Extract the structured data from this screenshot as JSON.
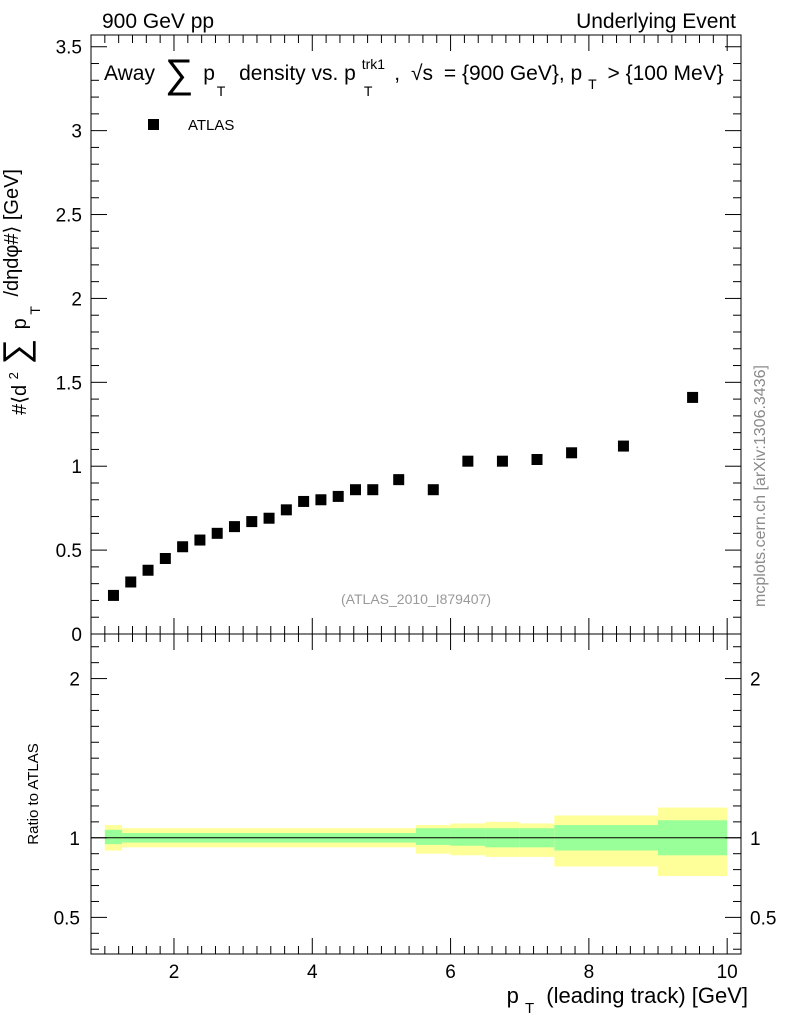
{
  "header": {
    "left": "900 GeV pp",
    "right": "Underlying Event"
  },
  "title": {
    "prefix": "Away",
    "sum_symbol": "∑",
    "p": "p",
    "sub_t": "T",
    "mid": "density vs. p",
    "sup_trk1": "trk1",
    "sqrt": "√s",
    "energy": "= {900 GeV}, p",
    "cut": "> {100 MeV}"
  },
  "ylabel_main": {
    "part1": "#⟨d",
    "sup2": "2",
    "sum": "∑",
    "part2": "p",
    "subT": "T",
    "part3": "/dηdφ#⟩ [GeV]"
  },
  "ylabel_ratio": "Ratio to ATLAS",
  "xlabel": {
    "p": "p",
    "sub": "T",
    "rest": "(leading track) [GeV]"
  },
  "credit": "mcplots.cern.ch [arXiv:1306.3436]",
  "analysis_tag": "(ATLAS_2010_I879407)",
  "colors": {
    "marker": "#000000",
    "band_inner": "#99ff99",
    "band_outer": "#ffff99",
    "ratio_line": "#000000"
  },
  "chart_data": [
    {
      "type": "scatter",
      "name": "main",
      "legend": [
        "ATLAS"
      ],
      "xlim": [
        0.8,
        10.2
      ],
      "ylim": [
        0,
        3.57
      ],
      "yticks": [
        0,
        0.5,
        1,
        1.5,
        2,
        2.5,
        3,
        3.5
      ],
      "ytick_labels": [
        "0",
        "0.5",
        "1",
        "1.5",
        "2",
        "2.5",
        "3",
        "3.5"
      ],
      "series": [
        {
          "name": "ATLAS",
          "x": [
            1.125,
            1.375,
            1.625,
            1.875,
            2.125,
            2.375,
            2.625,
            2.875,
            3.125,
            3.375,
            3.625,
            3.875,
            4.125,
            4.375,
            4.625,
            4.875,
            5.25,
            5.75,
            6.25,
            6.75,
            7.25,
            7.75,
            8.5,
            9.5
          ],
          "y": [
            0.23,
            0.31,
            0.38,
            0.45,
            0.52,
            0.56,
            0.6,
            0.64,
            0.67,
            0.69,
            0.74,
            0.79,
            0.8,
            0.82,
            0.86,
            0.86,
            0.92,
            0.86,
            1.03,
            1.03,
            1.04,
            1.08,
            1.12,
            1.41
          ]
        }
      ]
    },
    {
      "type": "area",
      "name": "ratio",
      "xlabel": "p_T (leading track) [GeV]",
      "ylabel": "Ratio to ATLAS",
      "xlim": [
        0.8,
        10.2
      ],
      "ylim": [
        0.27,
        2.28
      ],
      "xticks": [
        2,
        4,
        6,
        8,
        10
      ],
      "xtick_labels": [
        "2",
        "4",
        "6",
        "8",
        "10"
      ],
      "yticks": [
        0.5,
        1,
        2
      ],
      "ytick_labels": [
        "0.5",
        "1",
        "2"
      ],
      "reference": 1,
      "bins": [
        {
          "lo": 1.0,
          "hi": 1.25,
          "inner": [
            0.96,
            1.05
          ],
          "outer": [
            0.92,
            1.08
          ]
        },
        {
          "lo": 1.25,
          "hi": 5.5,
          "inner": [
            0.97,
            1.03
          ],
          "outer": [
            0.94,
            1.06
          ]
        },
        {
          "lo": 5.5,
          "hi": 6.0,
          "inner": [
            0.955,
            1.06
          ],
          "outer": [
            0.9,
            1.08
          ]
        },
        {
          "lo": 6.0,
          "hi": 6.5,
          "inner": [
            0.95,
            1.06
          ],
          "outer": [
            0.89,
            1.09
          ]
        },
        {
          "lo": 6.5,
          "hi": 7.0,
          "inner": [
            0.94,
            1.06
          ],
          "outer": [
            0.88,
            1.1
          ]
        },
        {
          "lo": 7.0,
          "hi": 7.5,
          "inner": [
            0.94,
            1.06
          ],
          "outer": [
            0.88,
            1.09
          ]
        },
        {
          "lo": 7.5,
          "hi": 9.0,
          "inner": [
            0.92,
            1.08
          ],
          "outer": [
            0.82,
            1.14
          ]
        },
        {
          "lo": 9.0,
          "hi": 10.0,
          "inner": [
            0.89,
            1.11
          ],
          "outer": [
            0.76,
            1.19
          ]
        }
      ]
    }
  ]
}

================================

◆ SHORT TASK ◆
Output the material word for word, omitting its pictures.

◆ SOLUTION FOR THIS PROBLEM ◆
Extract the structured data from this screenshot as JSON.
{
  "header": {
    "left": "900 GeV pp",
    "right": "Underlying Event"
  },
  "title": {
    "prefix": "Away",
    "sum_symbol": "∑",
    "p": "p",
    "sub_t": "T",
    "mid": "density vs. p",
    "sup_trk1": "trk1",
    "sqrt": "√s",
    "energy": "= {900 GeV}, p",
    "cut": "> {100 MeV}"
  },
  "ylabel_main": {
    "part1": "#⟨d",
    "sup2": "2",
    "sum": "∑",
    "part2": "p",
    "subT": "T",
    "part3": "/dηdφ#⟩ [GeV]"
  },
  "ylabel_ratio": "Ratio to ATLAS",
  "xlabel": {
    "p": "p",
    "sub": "T",
    "rest": "(leading track) [GeV]"
  },
  "credit": "mcplots.cern.ch [arXiv:1306.3436]",
  "analysis_tag": "(ATLAS_2010_I879407)",
  "colors": {
    "marker": "#000000",
    "band_inner": "#99ff99",
    "band_outer": "#ffff99",
    "ratio_line": "#000000"
  },
  "chart_data": [
    {
      "type": "scatter",
      "name": "main",
      "legend": [
        "ATLAS"
      ],
      "xlim": [
        0.8,
        10.2
      ],
      "ylim": [
        0,
        3.57
      ],
      "yticks": [
        0,
        0.5,
        1,
        1.5,
        2,
        2.5,
        3,
        3.5
      ],
      "ytick_labels": [
        "0",
        "0.5",
        "1",
        "1.5",
        "2",
        "2.5",
        "3",
        "3.5"
      ],
      "series": [
        {
          "name": "ATLAS",
          "x": [
            1.125,
            1.375,
            1.625,
            1.875,
            2.125,
            2.375,
            2.625,
            2.875,
            3.125,
            3.375,
            3.625,
            3.875,
            4.125,
            4.375,
            4.625,
            4.875,
            5.25,
            5.75,
            6.25,
            6.75,
            7.25,
            7.75,
            8.5,
            9.5
          ],
          "y": [
            0.23,
            0.31,
            0.38,
            0.45,
            0.52,
            0.56,
            0.6,
            0.64,
            0.67,
            0.69,
            0.74,
            0.79,
            0.8,
            0.82,
            0.86,
            0.86,
            0.92,
            0.86,
            1.03,
            1.03,
            1.04,
            1.08,
            1.12,
            1.41
          ]
        }
      ]
    },
    {
      "type": "area",
      "name": "ratio",
      "xlabel": "p_T (leading track) [GeV]",
      "ylabel": "Ratio to ATLAS",
      "xlim": [
        0.8,
        10.2
      ],
      "ylim": [
        0.27,
        2.28
      ],
      "xticks": [
        2,
        4,
        6,
        8,
        10
      ],
      "xtick_labels": [
        "2",
        "4",
        "6",
        "8",
        "10"
      ],
      "yticks": [
        0.5,
        1,
        2
      ],
      "ytick_labels": [
        "0.5",
        "1",
        "2"
      ],
      "reference": 1,
      "bins": [
        {
          "lo": 1.0,
          "hi": 1.25,
          "inner": [
            0.96,
            1.05
          ],
          "outer": [
            0.92,
            1.08
          ]
        },
        {
          "lo": 1.25,
          "hi": 5.5,
          "inner": [
            0.97,
            1.03
          ],
          "outer": [
            0.94,
            1.06
          ]
        },
        {
          "lo": 5.5,
          "hi": 6.0,
          "inner": [
            0.955,
            1.06
          ],
          "outer": [
            0.9,
            1.08
          ]
        },
        {
          "lo": 6.0,
          "hi": 6.5,
          "inner": [
            0.95,
            1.06
          ],
          "outer": [
            0.89,
            1.09
          ]
        },
        {
          "lo": 6.5,
          "hi": 7.0,
          "inner": [
            0.94,
            1.06
          ],
          "outer": [
            0.88,
            1.1
          ]
        },
        {
          "lo": 7.0,
          "hi": 7.5,
          "inner": [
            0.94,
            1.06
          ],
          "outer": [
            0.88,
            1.09
          ]
        },
        {
          "lo": 7.5,
          "hi": 9.0,
          "inner": [
            0.92,
            1.08
          ],
          "outer": [
            0.82,
            1.14
          ]
        },
        {
          "lo": 9.0,
          "hi": 10.0,
          "inner": [
            0.89,
            1.11
          ],
          "outer": [
            0.76,
            1.19
          ]
        }
      ]
    }
  ]
}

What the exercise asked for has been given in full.